- _Extracted material_:
>> Begin

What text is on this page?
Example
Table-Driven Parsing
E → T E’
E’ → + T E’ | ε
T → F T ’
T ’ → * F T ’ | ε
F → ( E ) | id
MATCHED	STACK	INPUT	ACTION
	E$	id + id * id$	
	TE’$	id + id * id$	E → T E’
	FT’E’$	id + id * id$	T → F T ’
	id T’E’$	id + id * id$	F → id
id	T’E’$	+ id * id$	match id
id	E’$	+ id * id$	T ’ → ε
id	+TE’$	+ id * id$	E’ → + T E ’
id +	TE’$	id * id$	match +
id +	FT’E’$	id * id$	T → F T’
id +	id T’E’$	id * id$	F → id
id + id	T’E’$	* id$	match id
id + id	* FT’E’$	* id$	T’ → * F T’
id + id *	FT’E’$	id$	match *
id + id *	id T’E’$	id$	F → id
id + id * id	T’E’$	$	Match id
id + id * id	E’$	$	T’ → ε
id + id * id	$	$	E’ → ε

>> End

- _Work to do_:
Repeat every line of the data, exactly and in full.

- _Final answer_:
What text is on this page?
Example
Table-Driven Parsing
E → T E’
E’ → + T E’ | ε
T → F T ’
T ’ → * F T ’ | ε
F → ( E ) | id
MATCHED	STACK	INPUT	ACTION
	E$	id + id * id$	
	TE’$	id + id * id$	E → T E’
	FT’E’$	id + id * id$	T → F T ’
	id T’E’$	id + id * id$	F → id
id	T’E’$	+ id * id$	match id
id	E’$	+ id * id$	T ’ → ε
id	+TE’$	+ id * id$	E’ → + T E ’
id +	TE’$	id * id$	match +
id +	FT’E’$	id * id$	T → F T’
id +	id T’E’$	id * id$	F → id
id + id	T’E’$	* id$	match id
id + id	* FT’E’$	* id$	T’ → * F T’
id + id *	FT’E’$	id$	match *
id + id *	id T’E’$	id$	F → id
id + id * id	T’E’$	$	Match id
id + id * id	E’$	$	T’ → ε
id + id * id	$	$	E’ → ε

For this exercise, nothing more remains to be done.